Required work ▸ Can you print the data exactly and leave out each image?

[begin Material to process]

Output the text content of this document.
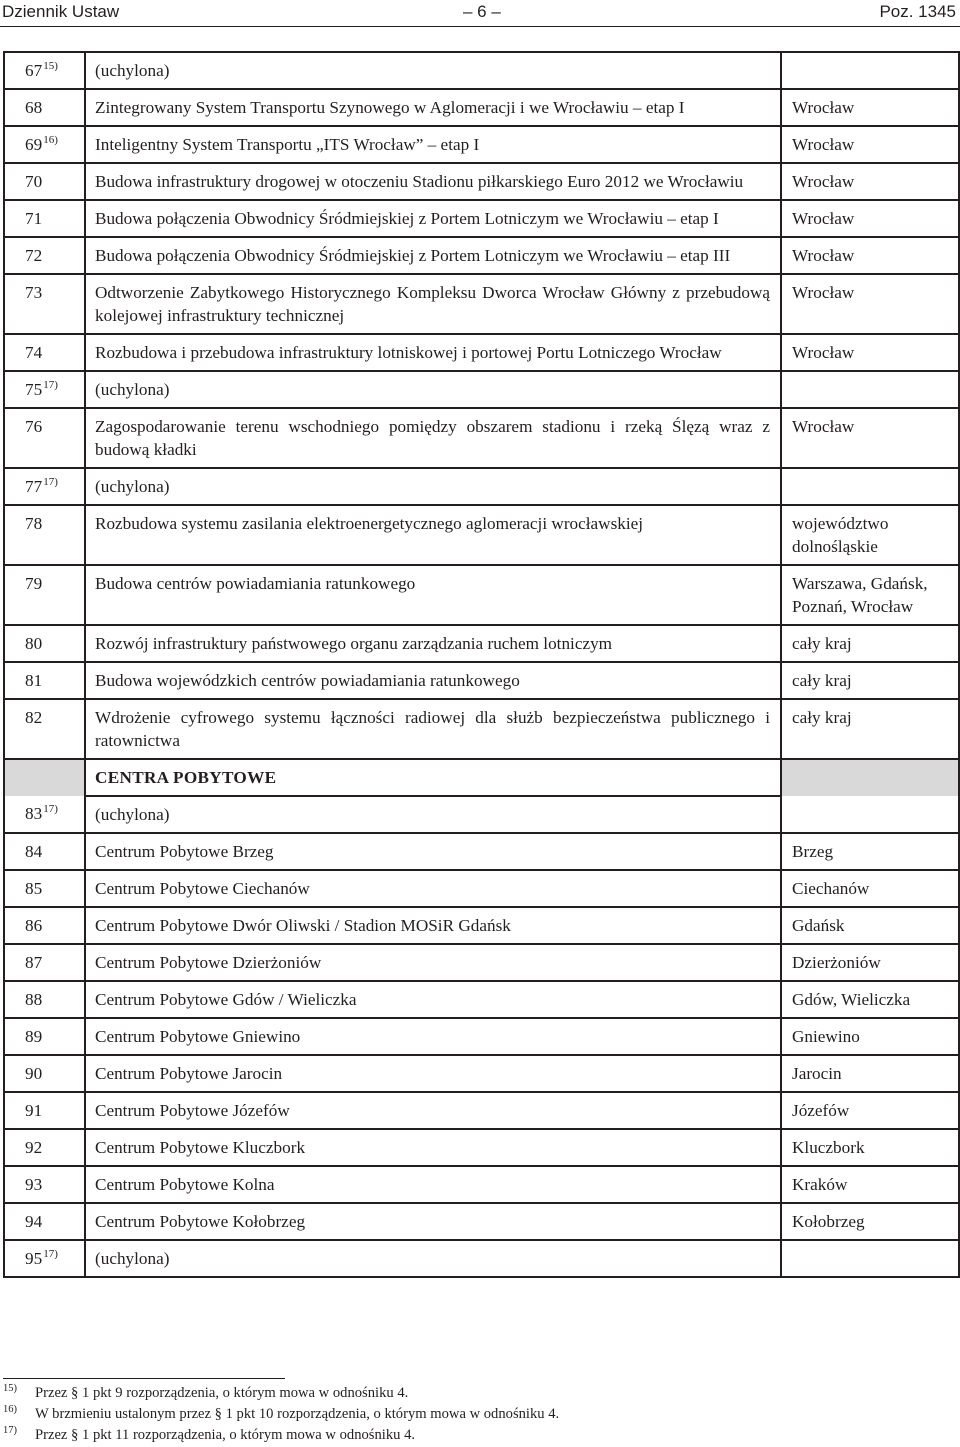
Dziennik Ustaw	– 6 –	Poz. 1345
67$^{15)}$	(uchylona)	
68	Zintegrowany System Transportu Szynowego w Aglomeracji i we Wrocławiu – etap I	Wrocław
69$^{16)}$	Inteligentny System Transportu „ITS Wrocław” – etap I	Wrocław
70	Budowa infrastruktury drogowej w otoczeniu Stadionu piłkarskiego Euro 2012 we Wrocławiu	Wrocław
71	Budowa połączenia Obwodnicy Śródmiejskiej z Portem Lotniczym we Wrocławiu – etap I	Wrocław
72	Budowa połączenia Obwodnicy Śródmiejskiej z Portem Lotniczym we Wrocławiu – etap III	Wrocław
73	Odtworzenie Zabytkowego Historycznego Kompleksu Dworca Wrocław Główny z przebudową kolejowej infrastruktury technicznej	Wrocław
74	Rozbudowa i przebudowa infrastruktury lotniskowej i portowej Portu Lotniczego Wrocław	Wrocław
75$^{17)}$	(uchylona)	
76	Zagospodarowanie terenu wschodniego pomiędzy obszarem stadionu i rzeką Ślęzą wraz z budową kładki	Wrocław
77$^{17)}$	(uchylona)	
78	Rozbudowa systemu zasilania elektroenergetycznego aglomeracji wrocławskiej	województwo dolnośląskie
79	Budowa centrów powiadamiania ratunkowego	Warszawa, Gdańsk, Poznań, Wrocław
80	Rozwój infrastruktury państwowego organu zarządzania ruchem lotniczym	cały kraj
81	Budowa wojewódzkich centrów powiadamiania ratunkowego	cały kraj
82	Wdrożenie cyfrowego systemu łączności radiowej dla służb bezpieczeństwa publicznego i ratownictwa	cały kraj
	CENTRA POBYTOWE	
83$^{17)}$	(uchylona)	
84	Centrum Pobytowe Brzeg	Brzeg
85	Centrum Pobytowe Ciechanów	Ciechanów
86	Centrum Pobytowe Dwór Oliwski / Stadion MOSiR Gdańsk	Gdańsk
87	Centrum Pobytowe Dzierżoniów	Dzierżoniów
88	Centrum Pobytowe Gdów / Wieliczka	Gdów, Wieliczka
89	Centrum Pobytowe Gniewino	Gniewino
90	Centrum Pobytowe Jarocin	Jarocin
91	Centrum Pobytowe Józefów	Józefów
92	Centrum Pobytowe Kluczbork	Kluczbork
93	Centrum Pobytowe Kolna	Kraków
94	Centrum Pobytowe Kołobrzeg	Kołobrzeg
95$^{17)}$	(uchylona)	
15) Przez § 1 pkt 9 rozporządzenia, o którym mowa w odnośniku 4.
16) W brzmieniu ustalonym przez § 1 pkt 10 rozporządzenia, o którym mowa w odnośniku 4.
17) Przez § 1 pkt 11 rozporządzenia, o którym mowa w odnośniku 4.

[end Material to process]

Solution for this exercise ▸
Output the text content of this document.
Dziennik Ustaw	– 6 –	Poz. 1345
67$^{15)}$	(uchylona)	
68	Zintegrowany System Transportu Szynowego w Aglomeracji i we Wrocławiu – etap I	Wrocław
69$^{16)}$	Inteligentny System Transportu „ITS Wrocław” – etap I	Wrocław
70	Budowa infrastruktury drogowej w otoczeniu Stadionu piłkarskiego Euro 2012 we Wrocławiu	Wrocław
71	Budowa połączenia Obwodnicy Śródmiejskiej z Portem Lotniczym we Wrocławiu – etap I	Wrocław
72	Budowa połączenia Obwodnicy Śródmiejskiej z Portem Lotniczym we Wrocławiu – etap III	Wrocław
73	Odtworzenie Zabytkowego Historycznego Kompleksu Dworca Wrocław Główny z przebudową kolejowej infrastruktury technicznej	Wrocław
74	Rozbudowa i przebudowa infrastruktury lotniskowej i portowej Portu Lotniczego Wrocław	Wrocław
75$^{17)}$	(uchylona)	
76	Zagospodarowanie terenu wschodniego pomiędzy obszarem stadionu i rzeką Ślęzą wraz z budową kładki	Wrocław
77$^{17)}$	(uchylona)	
78	Rozbudowa systemu zasilania elektroenergetycznego aglomeracji wrocławskiej	województwo dolnośląskie
79	Budowa centrów powiadamiania ratunkowego	Warszawa, Gdańsk, Poznań, Wrocław
80	Rozwój infrastruktury państwowego organu zarządzania ruchem lotniczym	cały kraj
81	Budowa wojewódzkich centrów powiadamiania ratunkowego	cały kraj
82	Wdrożenie cyfrowego systemu łączności radiowej dla służb bezpieczeństwa publicznego i ratownictwa	cały kraj
	CENTRA POBYTOWE	
83$^{17)}$	(uchylona)	
84	Centrum Pobytowe Brzeg	Brzeg
85	Centrum Pobytowe Ciechanów	Ciechanów
86	Centrum Pobytowe Dwór Oliwski / Stadion MOSiR Gdańsk	Gdańsk
87	Centrum Pobytowe Dzierżoniów	Dzierżoniów
88	Centrum Pobytowe Gdów / Wieliczka	Gdów, Wieliczka
89	Centrum Pobytowe Gniewino	Gniewino
90	Centrum Pobytowe Jarocin	Jarocin
91	Centrum Pobytowe Józefów	Józefów
92	Centrum Pobytowe Kluczbork	Kluczbork
93	Centrum Pobytowe Kolna	Kraków
94	Centrum Pobytowe Kołobrzeg	Kołobrzeg
95$^{17)}$	(uchylona)	
15) Przez § 1 pkt 9 rozporządzenia, o którym mowa w odnośniku 4.
16) W brzmieniu ustalonym przez § 1 pkt 10 rozporządzenia, o którym mowa w odnośniku 4.
17) Przez § 1 pkt 11 rozporządzenia, o którym mowa w odnośniku 4.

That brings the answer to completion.